## Exercise directions
Lines that hold the word "search" should be located and copied.

## Dataset extract

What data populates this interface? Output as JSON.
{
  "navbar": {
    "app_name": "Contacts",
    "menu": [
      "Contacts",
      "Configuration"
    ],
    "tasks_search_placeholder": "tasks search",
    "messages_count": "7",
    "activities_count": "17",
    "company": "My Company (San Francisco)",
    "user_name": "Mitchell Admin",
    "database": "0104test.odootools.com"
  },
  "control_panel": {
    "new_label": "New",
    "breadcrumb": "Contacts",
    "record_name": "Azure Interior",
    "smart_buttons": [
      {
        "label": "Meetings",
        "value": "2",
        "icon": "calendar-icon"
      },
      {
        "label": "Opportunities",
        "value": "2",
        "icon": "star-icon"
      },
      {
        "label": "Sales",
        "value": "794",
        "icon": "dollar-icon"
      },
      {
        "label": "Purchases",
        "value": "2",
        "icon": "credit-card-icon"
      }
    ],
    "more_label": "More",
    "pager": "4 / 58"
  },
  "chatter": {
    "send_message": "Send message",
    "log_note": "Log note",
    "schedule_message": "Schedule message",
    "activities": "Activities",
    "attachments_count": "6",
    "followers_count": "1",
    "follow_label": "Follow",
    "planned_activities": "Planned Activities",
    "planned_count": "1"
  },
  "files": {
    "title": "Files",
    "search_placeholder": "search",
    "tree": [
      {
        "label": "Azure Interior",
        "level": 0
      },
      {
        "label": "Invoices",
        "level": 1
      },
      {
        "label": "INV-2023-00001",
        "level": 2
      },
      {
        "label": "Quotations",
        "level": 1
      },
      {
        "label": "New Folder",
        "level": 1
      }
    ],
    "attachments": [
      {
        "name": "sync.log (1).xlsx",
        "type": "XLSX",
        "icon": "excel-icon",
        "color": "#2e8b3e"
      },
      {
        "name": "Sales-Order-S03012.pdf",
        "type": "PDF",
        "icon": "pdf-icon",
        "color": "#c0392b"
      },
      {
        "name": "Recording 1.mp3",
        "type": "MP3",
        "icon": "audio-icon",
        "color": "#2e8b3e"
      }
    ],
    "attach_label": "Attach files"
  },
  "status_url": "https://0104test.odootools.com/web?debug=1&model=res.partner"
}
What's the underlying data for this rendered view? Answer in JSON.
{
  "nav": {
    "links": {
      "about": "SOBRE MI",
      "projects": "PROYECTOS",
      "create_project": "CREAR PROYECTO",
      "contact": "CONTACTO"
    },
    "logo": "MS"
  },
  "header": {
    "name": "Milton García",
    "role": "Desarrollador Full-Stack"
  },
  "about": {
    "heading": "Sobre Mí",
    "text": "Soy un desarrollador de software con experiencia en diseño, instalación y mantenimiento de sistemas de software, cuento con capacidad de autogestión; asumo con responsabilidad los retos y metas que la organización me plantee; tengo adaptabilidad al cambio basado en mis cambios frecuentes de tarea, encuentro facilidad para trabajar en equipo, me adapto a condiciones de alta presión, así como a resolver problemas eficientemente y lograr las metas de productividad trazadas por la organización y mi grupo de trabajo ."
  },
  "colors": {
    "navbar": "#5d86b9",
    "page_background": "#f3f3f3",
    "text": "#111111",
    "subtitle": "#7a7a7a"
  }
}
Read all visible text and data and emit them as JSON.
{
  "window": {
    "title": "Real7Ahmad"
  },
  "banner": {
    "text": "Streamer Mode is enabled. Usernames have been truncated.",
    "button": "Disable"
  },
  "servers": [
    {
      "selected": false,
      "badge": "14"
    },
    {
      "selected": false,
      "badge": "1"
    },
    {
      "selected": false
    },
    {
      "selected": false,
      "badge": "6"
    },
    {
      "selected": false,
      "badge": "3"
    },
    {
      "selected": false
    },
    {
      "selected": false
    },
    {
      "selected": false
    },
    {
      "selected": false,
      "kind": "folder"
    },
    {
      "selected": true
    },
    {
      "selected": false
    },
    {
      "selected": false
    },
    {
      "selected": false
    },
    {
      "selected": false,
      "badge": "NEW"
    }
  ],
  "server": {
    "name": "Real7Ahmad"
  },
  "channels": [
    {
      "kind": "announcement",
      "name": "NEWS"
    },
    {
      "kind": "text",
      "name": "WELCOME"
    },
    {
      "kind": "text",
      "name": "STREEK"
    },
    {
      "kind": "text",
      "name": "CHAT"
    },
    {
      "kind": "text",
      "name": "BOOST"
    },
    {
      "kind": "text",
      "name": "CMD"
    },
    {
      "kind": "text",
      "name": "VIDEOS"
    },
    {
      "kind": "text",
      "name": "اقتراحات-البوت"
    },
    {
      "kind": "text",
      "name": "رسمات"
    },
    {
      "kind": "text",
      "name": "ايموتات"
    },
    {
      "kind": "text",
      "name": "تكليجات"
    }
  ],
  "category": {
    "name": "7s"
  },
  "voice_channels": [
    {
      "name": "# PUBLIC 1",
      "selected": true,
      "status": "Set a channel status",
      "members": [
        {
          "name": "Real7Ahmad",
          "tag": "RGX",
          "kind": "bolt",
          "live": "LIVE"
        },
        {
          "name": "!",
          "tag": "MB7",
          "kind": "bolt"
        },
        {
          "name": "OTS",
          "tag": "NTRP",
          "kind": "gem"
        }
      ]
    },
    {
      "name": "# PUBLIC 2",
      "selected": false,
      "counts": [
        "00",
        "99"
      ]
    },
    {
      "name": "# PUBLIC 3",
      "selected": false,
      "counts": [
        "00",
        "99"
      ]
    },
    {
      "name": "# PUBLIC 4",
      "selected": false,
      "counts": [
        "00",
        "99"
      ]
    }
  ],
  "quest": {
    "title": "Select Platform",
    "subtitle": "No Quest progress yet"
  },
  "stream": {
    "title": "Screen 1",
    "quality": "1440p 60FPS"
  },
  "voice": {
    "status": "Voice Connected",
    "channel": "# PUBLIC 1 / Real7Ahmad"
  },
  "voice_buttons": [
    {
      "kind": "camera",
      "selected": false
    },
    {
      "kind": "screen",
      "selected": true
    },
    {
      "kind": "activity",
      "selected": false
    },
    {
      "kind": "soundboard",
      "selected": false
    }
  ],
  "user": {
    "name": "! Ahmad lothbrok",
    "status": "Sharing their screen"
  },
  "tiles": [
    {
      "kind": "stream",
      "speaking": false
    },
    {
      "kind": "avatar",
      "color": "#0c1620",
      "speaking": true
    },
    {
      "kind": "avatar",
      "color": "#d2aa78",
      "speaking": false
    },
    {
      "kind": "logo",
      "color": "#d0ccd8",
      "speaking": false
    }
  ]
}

## Solution to this task
    "tasks_search_placeholder": "tasks search",
    "search_placeholder": "search",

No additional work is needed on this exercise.